*YOUR TASK*
Copy out each line below exactly as it appears.

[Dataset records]

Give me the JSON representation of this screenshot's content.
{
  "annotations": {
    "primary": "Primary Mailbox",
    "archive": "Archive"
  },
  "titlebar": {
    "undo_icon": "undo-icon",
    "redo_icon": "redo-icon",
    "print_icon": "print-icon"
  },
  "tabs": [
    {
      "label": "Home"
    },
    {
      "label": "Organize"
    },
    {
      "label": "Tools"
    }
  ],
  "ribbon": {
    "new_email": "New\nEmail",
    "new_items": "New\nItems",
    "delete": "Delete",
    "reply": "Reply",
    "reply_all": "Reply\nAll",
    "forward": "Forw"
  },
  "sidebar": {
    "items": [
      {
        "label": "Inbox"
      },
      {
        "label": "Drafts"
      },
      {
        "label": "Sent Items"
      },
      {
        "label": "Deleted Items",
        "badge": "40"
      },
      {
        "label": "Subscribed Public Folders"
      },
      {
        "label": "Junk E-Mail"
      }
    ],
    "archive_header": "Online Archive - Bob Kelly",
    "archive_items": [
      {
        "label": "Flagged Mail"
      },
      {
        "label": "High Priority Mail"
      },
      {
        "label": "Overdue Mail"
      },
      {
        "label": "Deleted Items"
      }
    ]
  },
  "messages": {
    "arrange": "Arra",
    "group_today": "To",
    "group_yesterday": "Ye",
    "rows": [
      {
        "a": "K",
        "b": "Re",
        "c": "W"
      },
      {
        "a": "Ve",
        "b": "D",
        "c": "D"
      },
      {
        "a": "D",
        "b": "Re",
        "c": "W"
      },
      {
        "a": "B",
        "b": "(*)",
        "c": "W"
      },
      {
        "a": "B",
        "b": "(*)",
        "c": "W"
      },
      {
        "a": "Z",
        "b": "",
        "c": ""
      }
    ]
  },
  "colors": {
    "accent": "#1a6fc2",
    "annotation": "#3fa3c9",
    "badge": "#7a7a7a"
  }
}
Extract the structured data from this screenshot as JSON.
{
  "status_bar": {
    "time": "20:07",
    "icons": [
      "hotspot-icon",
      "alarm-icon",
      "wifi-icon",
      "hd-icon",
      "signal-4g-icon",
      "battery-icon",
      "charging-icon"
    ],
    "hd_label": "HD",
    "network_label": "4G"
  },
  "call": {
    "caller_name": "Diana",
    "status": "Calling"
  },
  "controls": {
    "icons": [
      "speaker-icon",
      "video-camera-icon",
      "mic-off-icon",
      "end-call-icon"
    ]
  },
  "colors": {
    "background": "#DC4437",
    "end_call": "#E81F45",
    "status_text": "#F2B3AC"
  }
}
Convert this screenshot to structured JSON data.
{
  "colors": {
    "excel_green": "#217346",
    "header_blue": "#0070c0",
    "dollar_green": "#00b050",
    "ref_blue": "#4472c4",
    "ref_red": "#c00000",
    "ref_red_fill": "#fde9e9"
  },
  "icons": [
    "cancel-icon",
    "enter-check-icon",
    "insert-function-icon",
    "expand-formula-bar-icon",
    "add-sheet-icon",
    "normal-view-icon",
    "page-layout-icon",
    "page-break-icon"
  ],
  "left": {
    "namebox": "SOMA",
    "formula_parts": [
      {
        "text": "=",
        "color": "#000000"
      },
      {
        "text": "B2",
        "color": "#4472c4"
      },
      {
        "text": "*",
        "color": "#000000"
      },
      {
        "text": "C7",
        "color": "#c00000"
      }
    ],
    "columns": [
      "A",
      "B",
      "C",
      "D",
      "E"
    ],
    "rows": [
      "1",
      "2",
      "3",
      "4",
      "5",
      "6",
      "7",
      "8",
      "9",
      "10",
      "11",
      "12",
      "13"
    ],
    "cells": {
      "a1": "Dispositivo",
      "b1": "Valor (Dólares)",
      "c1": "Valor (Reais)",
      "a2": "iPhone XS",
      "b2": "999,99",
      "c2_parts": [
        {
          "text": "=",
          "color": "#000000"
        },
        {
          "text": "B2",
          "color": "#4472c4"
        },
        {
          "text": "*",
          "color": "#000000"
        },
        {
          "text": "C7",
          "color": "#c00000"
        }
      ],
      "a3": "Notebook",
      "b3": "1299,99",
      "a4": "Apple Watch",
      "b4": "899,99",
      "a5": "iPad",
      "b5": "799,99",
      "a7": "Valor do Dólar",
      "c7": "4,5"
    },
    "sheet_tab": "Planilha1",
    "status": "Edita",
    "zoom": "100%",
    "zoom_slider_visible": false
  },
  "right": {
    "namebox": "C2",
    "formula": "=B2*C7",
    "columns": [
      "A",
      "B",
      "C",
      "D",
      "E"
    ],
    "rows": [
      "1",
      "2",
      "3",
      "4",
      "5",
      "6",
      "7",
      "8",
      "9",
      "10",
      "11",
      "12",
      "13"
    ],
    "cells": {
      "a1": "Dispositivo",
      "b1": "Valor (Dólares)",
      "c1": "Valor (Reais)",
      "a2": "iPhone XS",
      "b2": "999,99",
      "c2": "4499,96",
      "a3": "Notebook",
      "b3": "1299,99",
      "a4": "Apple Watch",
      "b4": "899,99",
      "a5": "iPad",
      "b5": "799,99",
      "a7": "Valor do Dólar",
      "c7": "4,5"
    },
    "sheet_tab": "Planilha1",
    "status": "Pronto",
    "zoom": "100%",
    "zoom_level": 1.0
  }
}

*THE RESULT*
Give me the JSON representation of this screenshot's content.
{
  "annotations": {
    "primary": "Primary Mailbox",
    "archive": "Archive"
  },
  "titlebar": {
    "undo_icon": "undo-icon",
    "redo_icon": "redo-icon",
    "print_icon": "print-icon"
  },
  "tabs": [
    {
      "label": "Home"
    },
    {
      "label": "Organize"
    },
    {
      "label": "Tools"
    }
  ],
  "ribbon": {
    "new_email": "New\nEmail",
    "new_items": "New\nItems",
    "delete": "Delete",
    "reply": "Reply",
    "reply_all": "Reply\nAll",
    "forward": "Forw"
  },
  "sidebar": {
    "items": [
      {
        "label": "Inbox"
      },
      {
        "label": "Drafts"
      },
      {
        "label": "Sent Items"
      },
      {
        "label": "Deleted Items",
        "badge": "40"
      },
      {
        "label": "Subscribed Public Folders"
      },
      {
        "label": "Junk E-Mail"
      }
    ],
    "archive_header": "Online Archive - Bob Kelly",
    "archive_items": [
      {
        "label": "Flagged Mail"
      },
      {
        "label": "High Priority Mail"
      },
      {
        "label": "Overdue Mail"
      },
      {
        "label": "Deleted Items"
      }
    ]
  },
  "messages": {
    "arrange": "Arra",
    "group_today": "To",
    "group_yesterday": "Ye",
    "rows": [
      {
        "a": "K",
        "b": "Re",
        "c": "W"
      },
      {
        "a": "Ve",
        "b": "D",
        "c": "D"
      },
      {
        "a": "D",
        "b": "Re",
        "c": "W"
      },
      {
        "a": "B",
        "b": "(*)",
        "c": "W"
      },
      {
        "a": "B",
        "b": "(*)",
        "c": "W"
      },
      {
        "a": "Z",
        "b": "",
        "c": ""
      }
    ]
  },
  "colors": {
    "accent": "#1a6fc2",
    "annotation": "#3fa3c9",
    "badge": "#7a7a7a"
  }
}
Extract the structured data from this screenshot as JSON.
{
  "status_bar": {
    "time": "20:07",
    "icons": [
      "hotspot-icon",
      "alarm-icon",
      "wifi-icon",
      "hd-icon",
      "signal-4g-icon",
      "battery-icon",
      "charging-icon"
    ],
    "hd_label": "HD",
    "network_label": "4G"
  },
  "call": {
    "caller_name": "Diana",
    "status": "Calling"
  },
  "controls": {
    "icons": [
      "speaker-icon",
      "video-camera-icon",
      "mic-off-icon",
      "end-call-icon"
    ]
  },
  "colors": {
    "background": "#DC4437",
    "end_call": "#E81F45",
    "status_text": "#F2B3AC"
  }
}
Convert this screenshot to structured JSON data.
{
  "colors": {
    "excel_green": "#217346",
    "header_blue": "#0070c0",
    "dollar_green": "#00b050",
    "ref_blue": "#4472c4",
    "ref_red": "#c00000",
    "ref_red_fill": "#fde9e9"
  },
  "icons": [
    "cancel-icon",
    "enter-check-icon",
    "insert-function-icon",
    "expand-formula-bar-icon",
    "add-sheet-icon",
    "normal-view-icon",
    "page-layout-icon",
    "page-break-icon"
  ],
  "left": {
    "namebox": "SOMA",
    "formula_parts": [
      {
        "text": "=",
        "color": "#000000"
      },
      {
        "text": "B2",
        "color": "#4472c4"
      },
      {
        "text": "*",
        "color": "#000000"
      },
      {
        "text": "C7",
        "color": "#c00000"
      }
    ],
    "columns": [
      "A",
      "B",
      "C",
      "D",
      "E"
    ],
    "rows": [
      "1",
      "2",
      "3",
      "4",
      "5",
      "6",
      "7",
      "8",
      "9",
      "10",
      "11",
      "12",
      "13"
    ],
    "cells": {
      "a1": "Dispositivo",
      "b1": "Valor (Dólares)",
      "c1": "Valor (Reais)",
      "a2": "iPhone XS",
      "b2": "999,99",
      "c2_parts": [
        {
          "text": "=",
          "color": "#000000"
        },
        {
          "text": "B2",
          "color": "#4472c4"
        },
        {
          "text": "*",
          "color": "#000000"
        },
        {
          "text": "C7",
          "color": "#c00000"
        }
      ],
      "a3": "Notebook",
      "b3": "1299,99",
      "a4": "Apple Watch",
      "b4": "899,99",
      "a5": "iPad",
      "b5": "799,99",
      "a7": "Valor do Dólar",
      "c7": "4,5"
    },
    "sheet_tab": "Planilha1",
    "status": "Edita",
    "zoom": "100%",
    "zoom_slider_visible": false
  },
  "right": {
    "namebox": "C2",
    "formula": "=B2*C7",
    "columns": [
      "A",
      "B",
      "C",
      "D",
      "E"
    ],
    "rows": [
      "1",
      "2",
      "3",
      "4",
      "5",
      "6",
      "7",
      "8",
      "9",
      "10",
      "11",
      "12",
      "13"
    ],
    "cells": {
      "a1": "Dispositivo",
      "b1": "Valor (Dólares)",
      "c1": "Valor (Reais)",
      "a2": "iPhone XS",
      "b2": "999,99",
      "c2": "4499,96",
      "a3": "Notebook",
      "b3": "1299,99",
      "a4": "Apple Watch",
      "b4": "899,99",
      "a5": "iPad",
      "b5": "799,99",
      "a7": "Valor do Dólar",
      "c7": "4,5"
    },
    "sheet_tab": "Planilha1",
    "status": "Pronto",
    "zoom": "100%",
    "zoom_level": 1.0
  }
}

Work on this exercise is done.